>> Begin Data excerpts

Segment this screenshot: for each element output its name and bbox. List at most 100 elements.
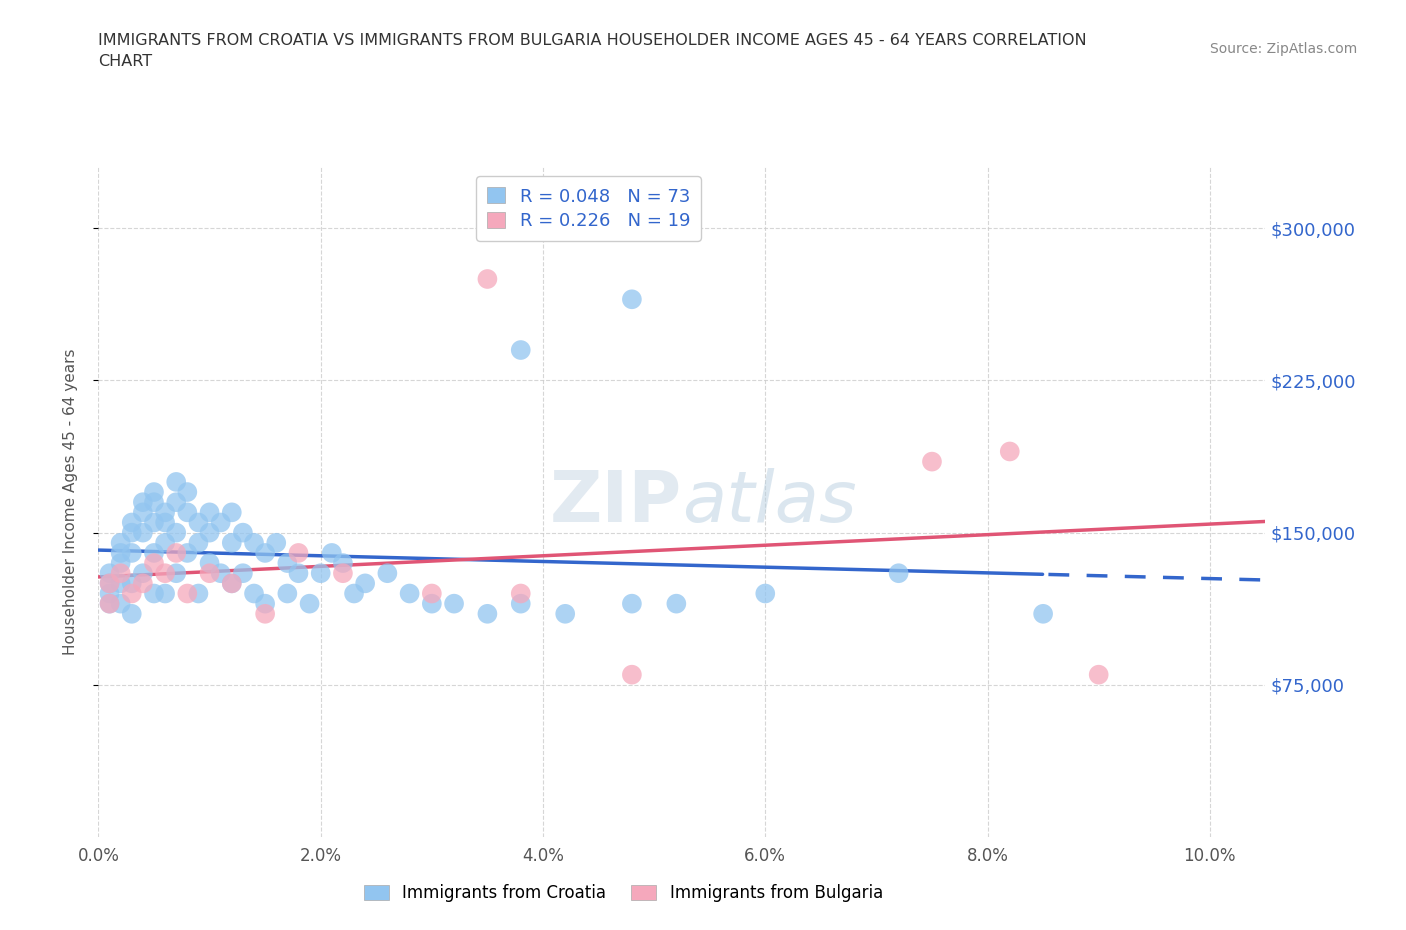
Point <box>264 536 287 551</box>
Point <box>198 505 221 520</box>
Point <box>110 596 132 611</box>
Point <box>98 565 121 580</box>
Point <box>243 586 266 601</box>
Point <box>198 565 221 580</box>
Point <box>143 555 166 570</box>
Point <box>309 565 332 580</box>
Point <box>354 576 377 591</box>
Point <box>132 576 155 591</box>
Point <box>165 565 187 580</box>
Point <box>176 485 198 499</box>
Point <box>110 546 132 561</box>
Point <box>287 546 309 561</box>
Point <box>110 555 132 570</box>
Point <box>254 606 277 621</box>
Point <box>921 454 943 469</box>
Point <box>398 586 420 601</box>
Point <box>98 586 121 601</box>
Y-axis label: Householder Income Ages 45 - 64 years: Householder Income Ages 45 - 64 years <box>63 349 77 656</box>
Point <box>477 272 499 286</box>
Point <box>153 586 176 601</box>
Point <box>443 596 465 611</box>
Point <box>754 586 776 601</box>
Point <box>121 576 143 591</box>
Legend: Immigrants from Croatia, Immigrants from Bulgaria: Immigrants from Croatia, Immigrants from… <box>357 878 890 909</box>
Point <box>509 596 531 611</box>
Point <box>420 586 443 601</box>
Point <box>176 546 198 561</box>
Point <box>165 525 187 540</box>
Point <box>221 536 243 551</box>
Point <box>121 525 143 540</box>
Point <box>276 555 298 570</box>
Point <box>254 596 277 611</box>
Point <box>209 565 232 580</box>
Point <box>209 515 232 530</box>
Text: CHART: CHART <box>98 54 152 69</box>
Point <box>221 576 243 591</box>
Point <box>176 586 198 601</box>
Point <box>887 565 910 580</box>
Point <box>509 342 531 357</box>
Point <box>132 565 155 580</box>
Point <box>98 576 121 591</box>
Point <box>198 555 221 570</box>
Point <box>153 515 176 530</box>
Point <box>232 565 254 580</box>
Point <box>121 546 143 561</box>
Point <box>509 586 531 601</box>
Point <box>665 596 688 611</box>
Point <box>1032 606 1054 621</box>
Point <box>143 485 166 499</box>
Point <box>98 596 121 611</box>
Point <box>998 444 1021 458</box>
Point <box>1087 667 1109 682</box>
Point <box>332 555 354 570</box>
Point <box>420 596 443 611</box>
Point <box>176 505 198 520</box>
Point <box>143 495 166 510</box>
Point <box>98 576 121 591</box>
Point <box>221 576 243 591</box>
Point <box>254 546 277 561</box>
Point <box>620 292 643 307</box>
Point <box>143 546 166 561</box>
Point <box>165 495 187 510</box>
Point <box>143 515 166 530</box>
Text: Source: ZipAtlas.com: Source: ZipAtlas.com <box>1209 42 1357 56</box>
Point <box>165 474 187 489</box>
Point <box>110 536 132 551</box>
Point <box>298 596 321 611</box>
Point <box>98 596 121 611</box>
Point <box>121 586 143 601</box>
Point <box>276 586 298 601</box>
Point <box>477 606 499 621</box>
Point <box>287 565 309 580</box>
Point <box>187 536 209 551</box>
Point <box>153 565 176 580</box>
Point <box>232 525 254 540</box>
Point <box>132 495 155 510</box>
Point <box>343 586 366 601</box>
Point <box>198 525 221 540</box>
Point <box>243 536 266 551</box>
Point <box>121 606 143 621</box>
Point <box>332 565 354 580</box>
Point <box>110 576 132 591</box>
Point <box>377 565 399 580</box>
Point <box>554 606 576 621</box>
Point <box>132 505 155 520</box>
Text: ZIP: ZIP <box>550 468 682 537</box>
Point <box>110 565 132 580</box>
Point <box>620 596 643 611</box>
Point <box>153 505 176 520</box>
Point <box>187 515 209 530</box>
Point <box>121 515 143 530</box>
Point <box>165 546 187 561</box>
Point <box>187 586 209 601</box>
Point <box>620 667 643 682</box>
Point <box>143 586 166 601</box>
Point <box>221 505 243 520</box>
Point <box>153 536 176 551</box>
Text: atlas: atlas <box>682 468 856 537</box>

>> End Data excerpts

Reproduce the rows above, swapping every "Point" for "Marker" and changing nothing else. Leave the pictures out.

▸ **Final answer**
Segment this screenshot: for each element output its name and bbox. List at most 100 elements.
Marker <box>264 536 287 551</box>
Marker <box>198 505 221 520</box>
Marker <box>110 596 132 611</box>
Marker <box>98 565 121 580</box>
Marker <box>243 586 266 601</box>
Marker <box>198 565 221 580</box>
Marker <box>143 555 166 570</box>
Marker <box>309 565 332 580</box>
Marker <box>354 576 377 591</box>
Marker <box>132 576 155 591</box>
Marker <box>165 565 187 580</box>
Marker <box>176 485 198 499</box>
Marker <box>110 546 132 561</box>
Marker <box>287 546 309 561</box>
Marker <box>110 555 132 570</box>
Marker <box>254 606 277 621</box>
Marker <box>921 454 943 469</box>
Marker <box>398 586 420 601</box>
Marker <box>98 586 121 601</box>
Y-axis label: Householder Income Ages 45 - 64 years: Householder Income Ages 45 - 64 years <box>63 349 77 656</box>
Marker <box>477 272 499 286</box>
Marker <box>153 586 176 601</box>
Marker <box>443 596 465 611</box>
Marker <box>754 586 776 601</box>
Marker <box>121 576 143 591</box>
Legend: Immigrants from Croatia, Immigrants from Bulgaria: Immigrants from Croatia, Immigrants from… <box>357 878 890 909</box>
Marker <box>509 596 531 611</box>
Marker <box>420 586 443 601</box>
Marker <box>176 546 198 561</box>
Marker <box>165 525 187 540</box>
Marker <box>221 536 243 551</box>
Marker <box>121 525 143 540</box>
Marker <box>276 555 298 570</box>
Marker <box>254 596 277 611</box>
Marker <box>209 565 232 580</box>
Marker <box>209 515 232 530</box>
Text: CHART: CHART <box>98 54 152 69</box>
Marker <box>221 576 243 591</box>
Marker <box>176 586 198 601</box>
Marker <box>887 565 910 580</box>
Marker <box>509 342 531 357</box>
Marker <box>132 565 155 580</box>
Marker <box>98 576 121 591</box>
Marker <box>198 555 221 570</box>
Marker <box>153 515 176 530</box>
Marker <box>232 565 254 580</box>
Marker <box>121 546 143 561</box>
Marker <box>509 586 531 601</box>
Marker <box>665 596 688 611</box>
Marker <box>1032 606 1054 621</box>
Marker <box>143 485 166 499</box>
Marker <box>98 596 121 611</box>
Marker <box>998 444 1021 458</box>
Marker <box>1087 667 1109 682</box>
Marker <box>332 555 354 570</box>
Marker <box>420 596 443 611</box>
Marker <box>176 505 198 520</box>
Marker <box>143 495 166 510</box>
Marker <box>98 576 121 591</box>
Marker <box>221 576 243 591</box>
Marker <box>254 546 277 561</box>
Marker <box>620 292 643 307</box>
Marker <box>143 546 166 561</box>
Marker <box>165 495 187 510</box>
Marker <box>143 515 166 530</box>
Text: Source: ZipAtlas.com: Source: ZipAtlas.com <box>1209 42 1357 56</box>
Marker <box>165 474 187 489</box>
Marker <box>110 536 132 551</box>
Marker <box>298 596 321 611</box>
Marker <box>98 596 121 611</box>
Marker <box>121 586 143 601</box>
Marker <box>276 586 298 601</box>
Marker <box>477 606 499 621</box>
Marker <box>287 565 309 580</box>
Marker <box>187 536 209 551</box>
Marker <box>153 565 176 580</box>
Marker <box>232 525 254 540</box>
Marker <box>132 495 155 510</box>
Marker <box>343 586 366 601</box>
Marker <box>198 525 221 540</box>
Marker <box>243 536 266 551</box>
Marker <box>121 606 143 621</box>
Marker <box>332 565 354 580</box>
Marker <box>110 576 132 591</box>
Marker <box>377 565 399 580</box>
Marker <box>554 606 576 621</box>
Marker <box>132 505 155 520</box>
Text: ZIP: ZIP <box>550 468 682 537</box>
Marker <box>110 565 132 580</box>
Marker <box>620 596 643 611</box>
Marker <box>153 505 176 520</box>
Marker <box>187 515 209 530</box>
Marker <box>121 515 143 530</box>
Marker <box>165 546 187 561</box>
Marker <box>187 586 209 601</box>
Marker <box>620 667 643 682</box>
Marker <box>143 586 166 601</box>
Marker <box>221 505 243 520</box>
Marker <box>153 536 176 551</box>
Text: atlas: atlas <box>682 468 856 537</box>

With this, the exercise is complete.